Extract every line that contains the string "screenshot".

#### Recorded information ####

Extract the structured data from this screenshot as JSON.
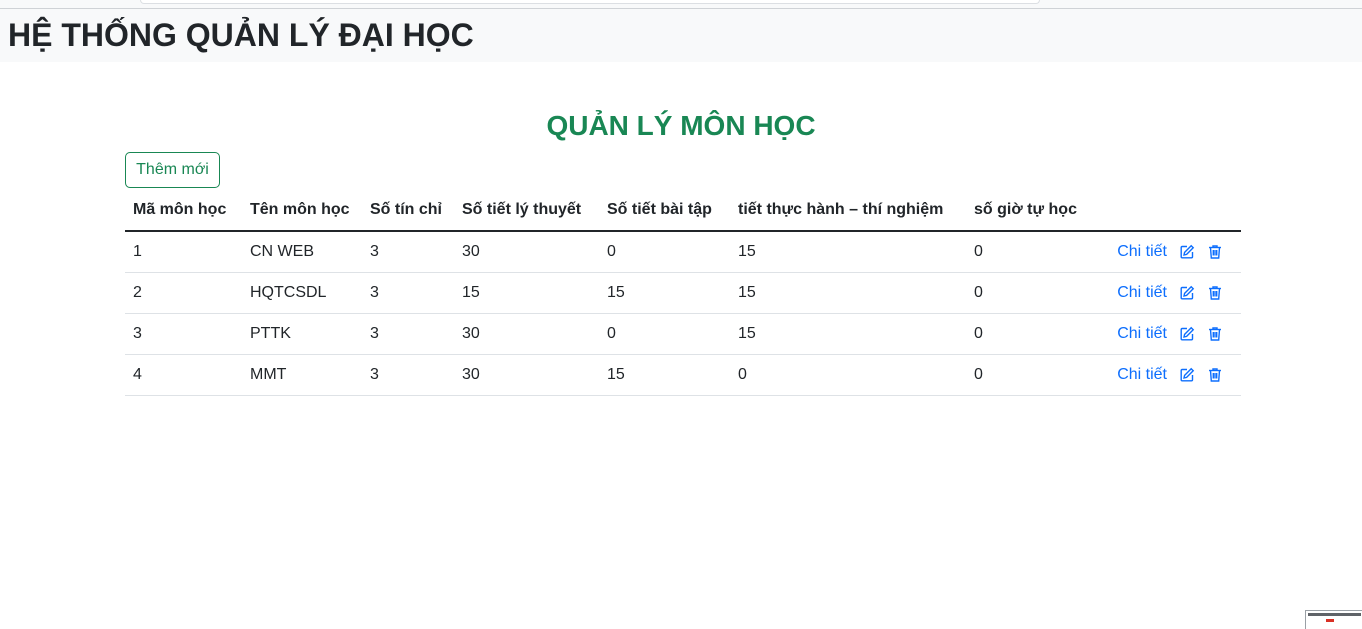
{
  "app": {
    "title": "HỆ THỐNG QUẢN LÝ ĐẠI HỌC"
  },
  "main": {
    "title": "QUẢN LÝ MÔN HỌC",
    "add_label": "Thêm mới"
  },
  "table": {
    "headers": [
      "Mã môn học",
      "Tên môn học",
      "Số tín chỉ",
      "Số tiết lý thuyết",
      "Số tiết bài tập",
      "tiết thực hành – thí nghiệm",
      "số giờ tự học",
      ""
    ],
    "rows": [
      [
        "1",
        "CN WEB",
        "3",
        "30",
        "0",
        "15",
        "0"
      ],
      [
        "2",
        "HQTCSDL",
        "3",
        "15",
        "15",
        "15",
        "0"
      ],
      [
        "3",
        "PTTK",
        "3",
        "30",
        "0",
        "15",
        "0"
      ],
      [
        "4",
        "MMT",
        "3",
        "30",
        "15",
        "0",
        "0"
      ]
    ],
    "detail_label": "Chi tiết",
    "edit_icon": "edit-icon",
    "delete_icon": "trash-icon"
  },
  "colors": {
    "accent": "#198754",
    "link": "#0d6efd",
    "navbar_bg": "#f8f9fa"
  }
}
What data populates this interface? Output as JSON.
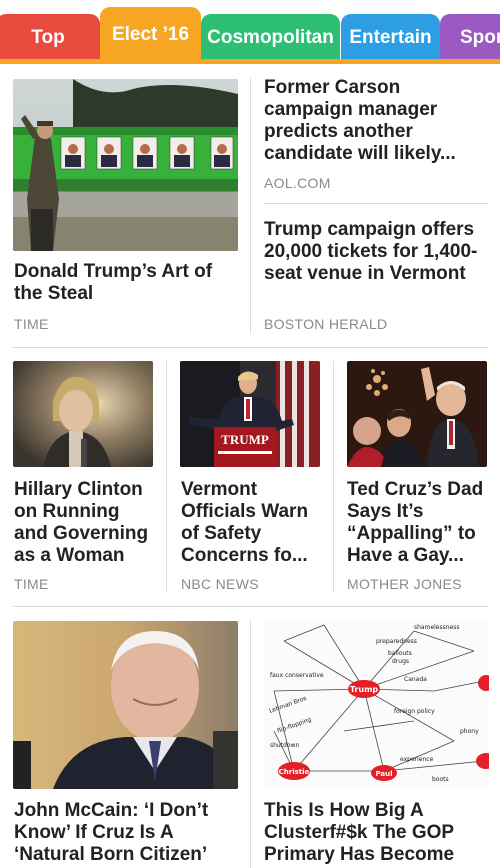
{
  "tabs": [
    {
      "label": "Top",
      "color": "#e84a3d"
    },
    {
      "label": "Elect ’16",
      "color": "#f6a623"
    },
    {
      "label": "Cosmopolitan",
      "color": "#2dbf74"
    },
    {
      "label": "Entertain",
      "color": "#2e9ee3"
    },
    {
      "label": "Sports",
      "color": "#9b59c4"
    }
  ],
  "active_tab": "Elect ’16",
  "accent_color": "#f6a623",
  "articles": [
    {
      "headline": "Donald Trump’s Art of the Steal",
      "source": "TIME",
      "image": "trump-bus-photo"
    },
    {
      "headline": "Former Carson campaign manager predicts another candidate will likely...",
      "source": "AOL.COM"
    },
    {
      "headline": "Trump campaign offers 20,000 tickets for 1,400-seat venue in Vermont",
      "source": "BOSTON HERALD"
    },
    {
      "headline": "Hillary Clinton on Running and Governing as a Woman",
      "source": "TIME",
      "image": "clinton-photo"
    },
    {
      "headline": "Vermont Officials Warn of Safety Concerns fo...",
      "source": "NBC NEWS",
      "image": "trump-podium-photo",
      "podium_text": "TRUMP"
    },
    {
      "headline": "Ted Cruz’s Dad Says It’s “Appalling” to Have a Gay...",
      "source": "MOTHER JONES",
      "image": "cruz-photo"
    },
    {
      "headline": "John McCain: ‘I Don’t Know’ If Cruz Is A ‘Natural Born Citizen’",
      "source": "",
      "image": "mccain-photo"
    },
    {
      "headline": "This Is How Big A Clusterf#$k The GOP Primary Has Become",
      "source": "",
      "image": "gop-diagram"
    }
  ],
  "diagram": {
    "nodes": [
      "Trump",
      "Christie",
      "Paul"
    ],
    "labels": [
      "shamelessness",
      "preparedness",
      "ballouts",
      "drugs",
      "faux conservative",
      "Lehman Bros",
      "flip-flopping",
      "shutdown",
      "Canada",
      "foreign policy",
      "experience",
      "boots",
      "phony",
      "Trump"
    ]
  }
}
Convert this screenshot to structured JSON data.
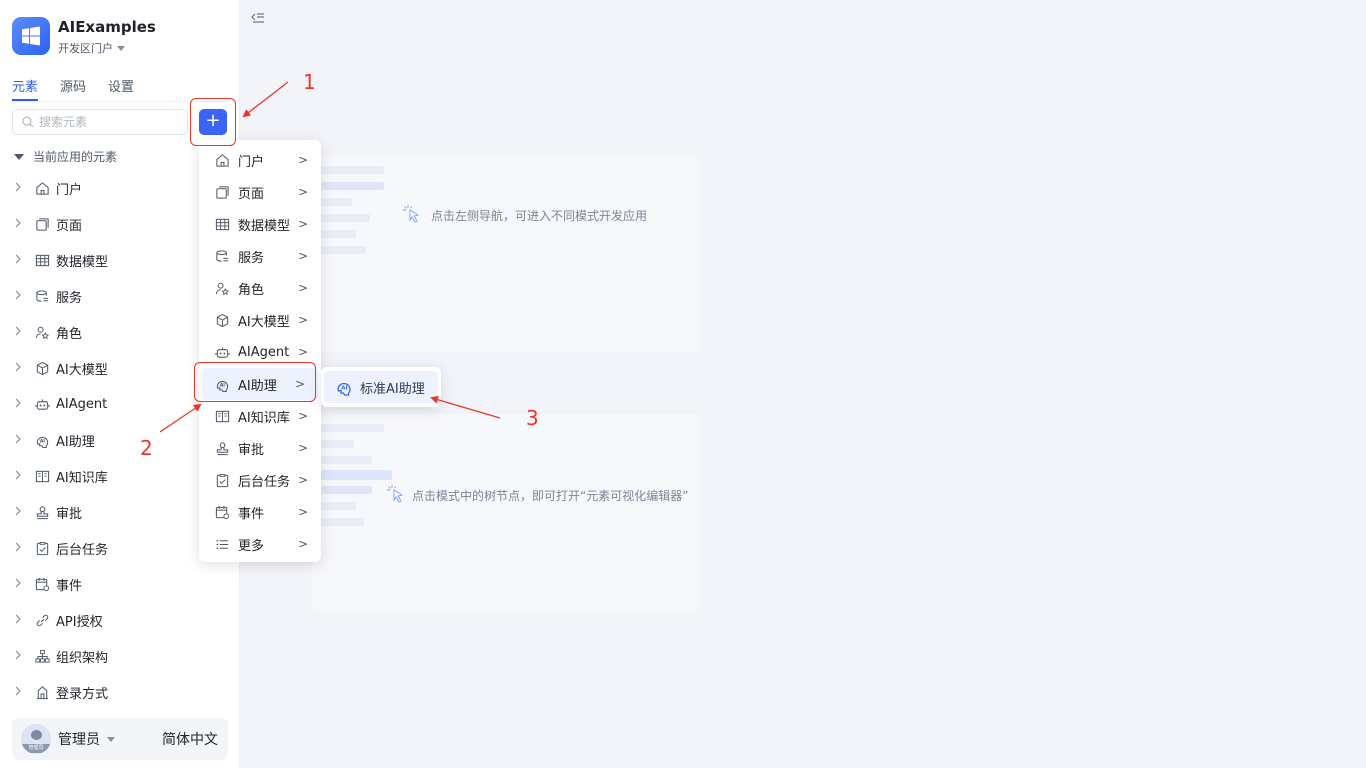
{
  "app": {
    "name": "AIExamples",
    "portal": "开发区门户"
  },
  "tabs": [
    "元素",
    "源码",
    "设置"
  ],
  "search": {
    "placeholder": "搜索元素"
  },
  "add_button": {
    "label": "+"
  },
  "section": {
    "label": "当前应用的元素"
  },
  "tree": [
    {
      "label": "门户",
      "icon": "home-icon"
    },
    {
      "label": "页面",
      "icon": "page-icon"
    },
    {
      "label": "数据模型",
      "icon": "table-icon"
    },
    {
      "label": "服务",
      "icon": "database-icon"
    },
    {
      "label": "角色",
      "icon": "role-icon"
    },
    {
      "label": "AI大模型",
      "icon": "cube-icon"
    },
    {
      "label": "AIAgent",
      "icon": "robot-icon"
    },
    {
      "label": "AI助理",
      "icon": "ai-assistant-icon"
    },
    {
      "label": "AI知识库",
      "icon": "book-icon"
    },
    {
      "label": "审批",
      "icon": "stamp-icon"
    },
    {
      "label": "后台任务",
      "icon": "task-icon"
    },
    {
      "label": "事件",
      "icon": "event-icon"
    },
    {
      "label": "API授权",
      "icon": "link-icon"
    },
    {
      "label": "组织架构",
      "icon": "org-icon"
    },
    {
      "label": "登录方式",
      "icon": "login-icon"
    }
  ],
  "menu": [
    {
      "label": "门户",
      "icon": "home-icon"
    },
    {
      "label": "页面",
      "icon": "page-icon"
    },
    {
      "label": "数据模型",
      "icon": "table-icon"
    },
    {
      "label": "服务",
      "icon": "database-icon"
    },
    {
      "label": "角色",
      "icon": "role-icon"
    },
    {
      "label": "AI大模型",
      "icon": "cube-icon"
    },
    {
      "label": "AIAgent",
      "icon": "robot-icon"
    },
    {
      "label": "AI助理",
      "icon": "ai-assistant-icon"
    },
    {
      "label": "AI知识库",
      "icon": "book-icon"
    },
    {
      "label": "审批",
      "icon": "stamp-icon"
    },
    {
      "label": "后台任务",
      "icon": "task-icon"
    },
    {
      "label": "事件",
      "icon": "event-icon"
    },
    {
      "label": "更多",
      "icon": "list-icon"
    }
  ],
  "menu_arrow": ">",
  "submenu": {
    "label": "标准AI助理"
  },
  "hints": {
    "nav": "点击左侧导航，可进入不同模式开发应用",
    "tree": "点击模式中的树节点，即可打开“元素可视化编辑器”"
  },
  "footer": {
    "user": "管理员",
    "avatar_label": "管理员",
    "language": "简体中文"
  },
  "annotations": [
    "1",
    "2",
    "3"
  ],
  "colors": {
    "accent": "#3a64f5",
    "annotation": "#e8362a"
  }
}
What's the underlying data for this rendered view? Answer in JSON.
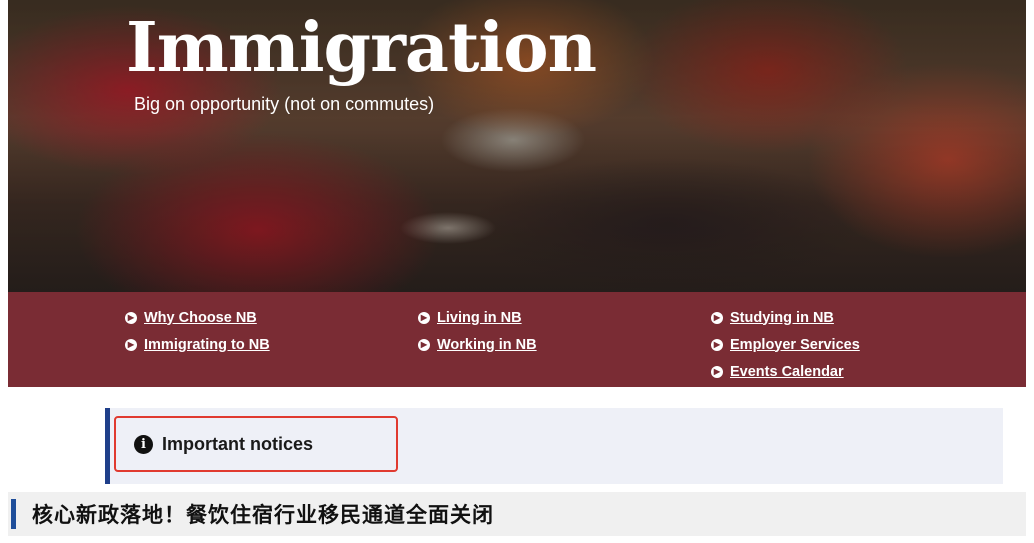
{
  "hero": {
    "title": "Immigration",
    "subtitle": "Big on opportunity (not on commutes)"
  },
  "nav": {
    "col1": [
      "Why Choose NB",
      "Immigrating to NB"
    ],
    "col2": [
      "Living in NB",
      "Working in NB"
    ],
    "col3": [
      "Studying in NB",
      "Employer Services",
      "Events Calendar"
    ],
    "bullet_icon": "circle-arrow-right-icon"
  },
  "notice": {
    "title": "Important notices",
    "icon": "info-circle-icon"
  },
  "headline": {
    "text": "核心新政落地！餐饮住宿行业移民通道全面关闭"
  },
  "colors": {
    "nav_band": "#7a2c34",
    "notice_border": "#1f3f8a",
    "highlight": "#e03a30",
    "headline_accent": "#1f4e9a"
  }
}
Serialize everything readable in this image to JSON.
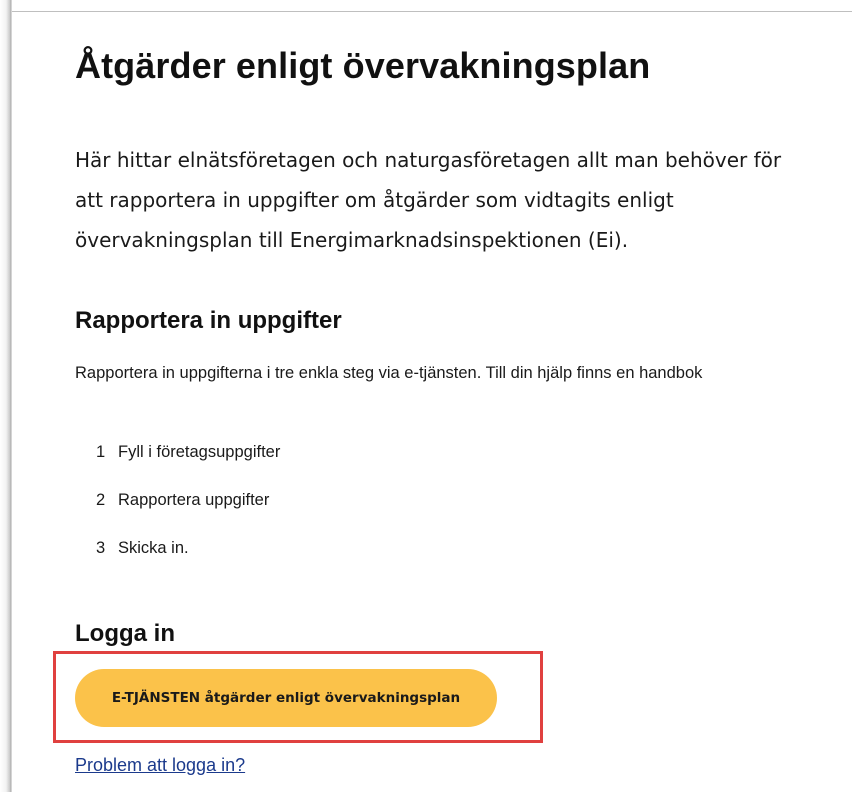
{
  "page": {
    "title": "Åtgärder enligt övervakningsplan",
    "intro_lines": [
      "Här hittar elnätsföretagen och naturgasföretagen allt man behöver för",
      "att rapportera in uppgifter om åtgärder som vidtagits enligt",
      "övervakningsplan till Energimarknadsinspektionen (Ei)."
    ]
  },
  "report_section": {
    "heading": "Rapportera in uppgifter",
    "text": "Rapportera in uppgifterna i tre enkla steg via e-tjänsten. Till din hjälp finns en handbok",
    "steps": [
      {
        "num": "1",
        "label": "Fyll i företagsuppgifter"
      },
      {
        "num": "2",
        "label": "Rapportera uppgifter"
      },
      {
        "num": "3",
        "label": "Skicka in."
      }
    ]
  },
  "login_section": {
    "heading": "Logga in",
    "button_label": "E-TJÄNSTEN åtgärder enligt övervakningsplan",
    "help_link": "Problem att logga in?"
  },
  "colors": {
    "button_bg": "#fbc24a",
    "highlight_border": "#e0403f",
    "link": "#1b3a8c"
  }
}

####

Exercise answer:
Extract the structured data from this screenshot as JSON.
Convert this screenshot to structured JSON data.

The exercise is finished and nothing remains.